• **TO BE DONE**
Which lines include the word "Matrícula"? Copy each of them.

Collected data:

══════════════════════════════

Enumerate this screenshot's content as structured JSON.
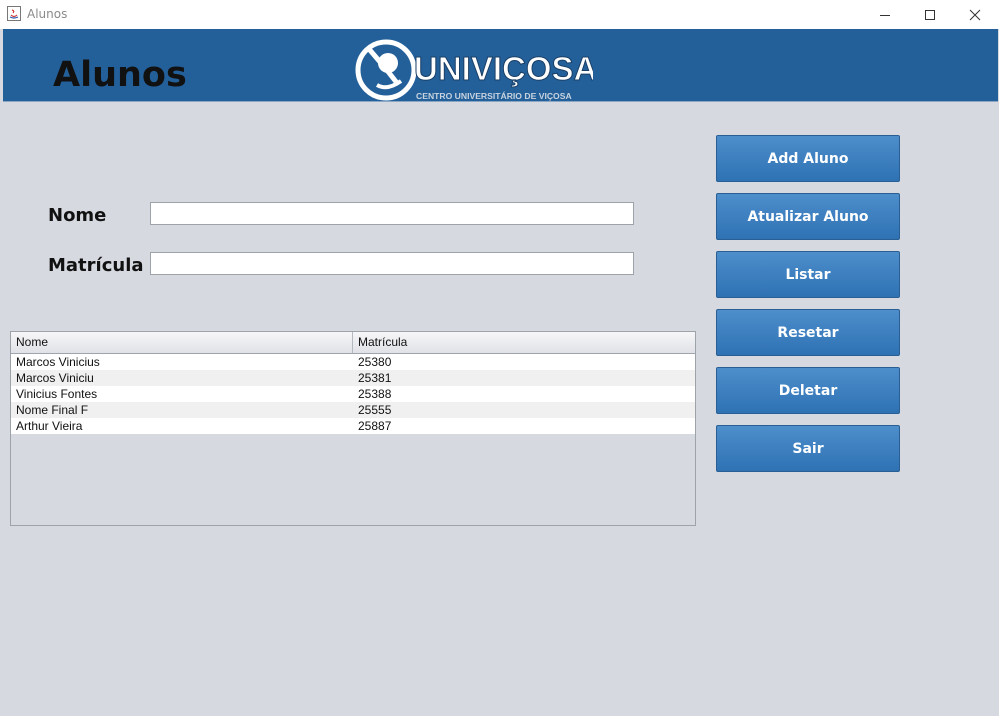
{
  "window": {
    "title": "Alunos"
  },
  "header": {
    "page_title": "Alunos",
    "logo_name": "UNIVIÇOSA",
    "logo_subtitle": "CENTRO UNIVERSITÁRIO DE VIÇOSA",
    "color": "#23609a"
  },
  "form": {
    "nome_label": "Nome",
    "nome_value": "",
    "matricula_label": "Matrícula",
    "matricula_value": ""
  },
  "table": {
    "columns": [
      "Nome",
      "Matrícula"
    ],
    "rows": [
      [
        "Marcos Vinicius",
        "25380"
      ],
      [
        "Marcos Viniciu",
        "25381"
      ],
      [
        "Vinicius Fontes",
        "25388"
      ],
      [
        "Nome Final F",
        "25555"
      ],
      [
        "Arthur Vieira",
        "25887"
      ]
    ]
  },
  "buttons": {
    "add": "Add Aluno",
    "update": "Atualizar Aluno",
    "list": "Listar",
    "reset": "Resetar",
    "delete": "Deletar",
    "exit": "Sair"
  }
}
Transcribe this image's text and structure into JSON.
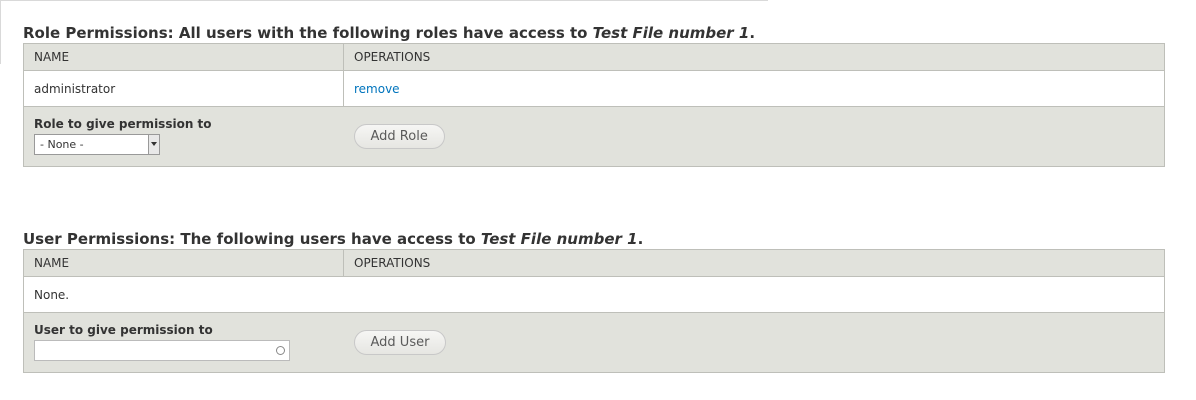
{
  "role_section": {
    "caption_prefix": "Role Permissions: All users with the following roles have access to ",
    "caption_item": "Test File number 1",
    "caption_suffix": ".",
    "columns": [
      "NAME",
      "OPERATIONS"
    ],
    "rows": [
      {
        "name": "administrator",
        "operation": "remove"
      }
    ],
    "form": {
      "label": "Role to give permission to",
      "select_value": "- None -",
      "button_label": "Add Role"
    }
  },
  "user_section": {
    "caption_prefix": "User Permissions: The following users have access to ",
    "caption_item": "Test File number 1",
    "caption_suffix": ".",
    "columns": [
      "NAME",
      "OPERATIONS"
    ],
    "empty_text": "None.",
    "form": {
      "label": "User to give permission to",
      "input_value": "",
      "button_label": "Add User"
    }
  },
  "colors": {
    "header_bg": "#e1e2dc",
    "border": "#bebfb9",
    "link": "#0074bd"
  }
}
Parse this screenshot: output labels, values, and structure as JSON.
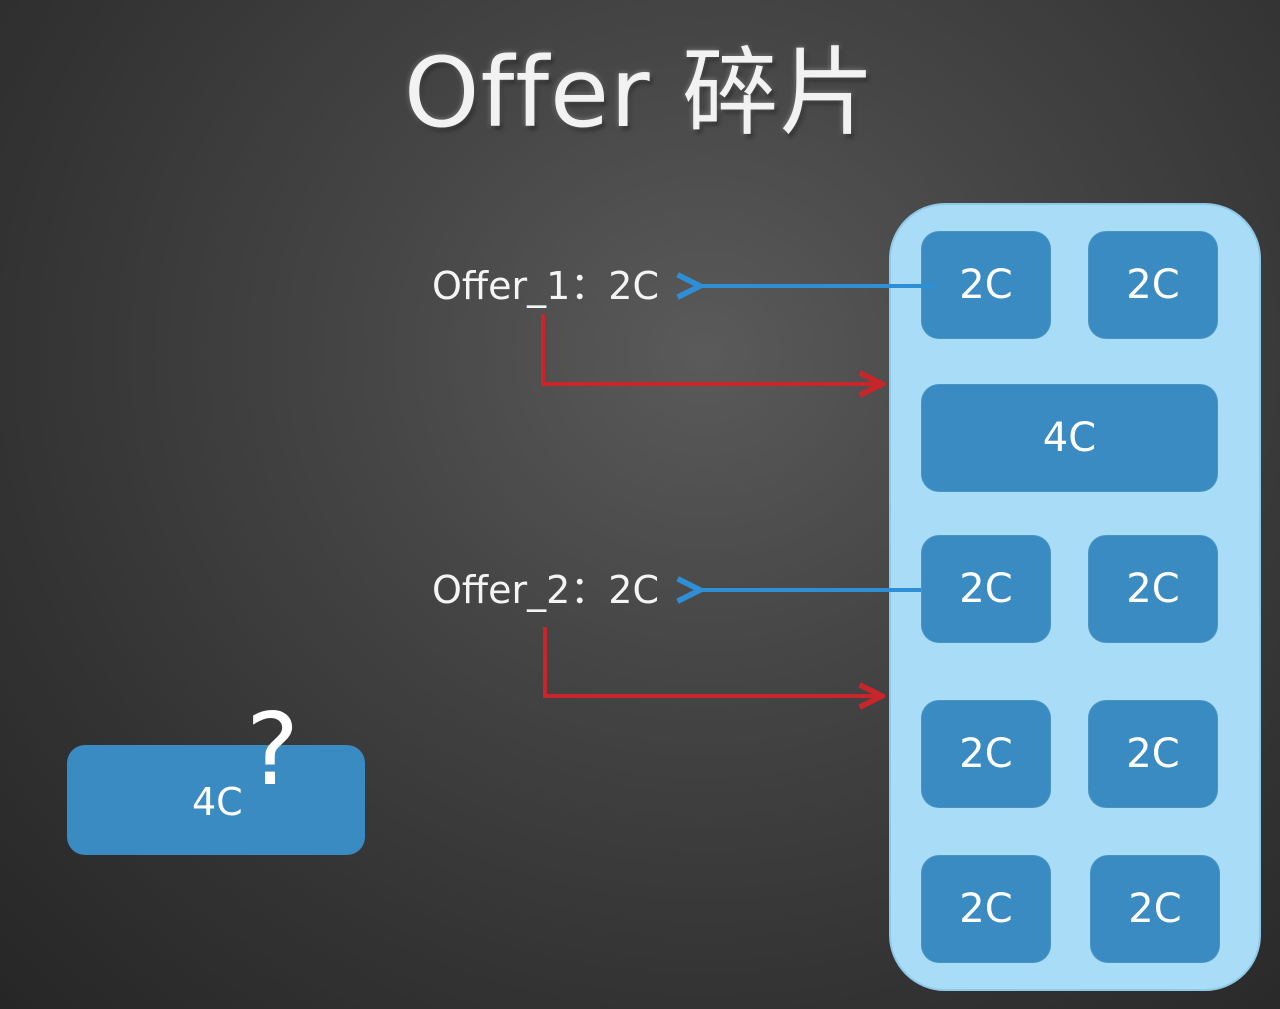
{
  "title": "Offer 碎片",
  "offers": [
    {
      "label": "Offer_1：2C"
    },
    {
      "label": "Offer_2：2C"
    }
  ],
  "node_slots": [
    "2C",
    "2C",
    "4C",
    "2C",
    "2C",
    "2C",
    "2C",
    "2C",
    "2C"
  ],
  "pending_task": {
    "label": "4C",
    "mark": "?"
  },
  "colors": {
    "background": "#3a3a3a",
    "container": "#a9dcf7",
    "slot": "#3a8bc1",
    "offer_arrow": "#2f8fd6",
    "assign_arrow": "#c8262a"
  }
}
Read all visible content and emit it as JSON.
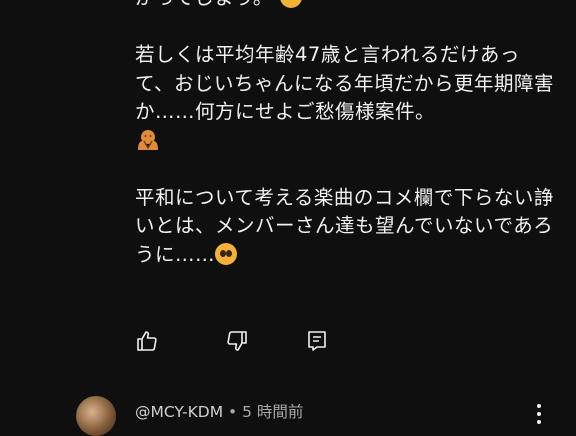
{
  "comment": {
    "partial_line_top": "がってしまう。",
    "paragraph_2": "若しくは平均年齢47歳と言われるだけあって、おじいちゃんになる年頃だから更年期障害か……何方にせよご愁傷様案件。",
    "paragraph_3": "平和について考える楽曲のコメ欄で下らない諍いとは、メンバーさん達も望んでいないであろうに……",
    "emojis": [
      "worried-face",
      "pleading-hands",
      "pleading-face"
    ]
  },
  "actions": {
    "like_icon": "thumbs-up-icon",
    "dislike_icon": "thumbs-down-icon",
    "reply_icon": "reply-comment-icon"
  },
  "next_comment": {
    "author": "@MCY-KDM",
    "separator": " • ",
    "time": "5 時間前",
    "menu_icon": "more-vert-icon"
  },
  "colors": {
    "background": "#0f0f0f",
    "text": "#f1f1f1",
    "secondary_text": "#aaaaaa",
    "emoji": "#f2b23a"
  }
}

══════════════════════════════

• **RESULT FOR THIS EXERCISE**
    "matricula_label": "Matrícula",
      "Matrícula"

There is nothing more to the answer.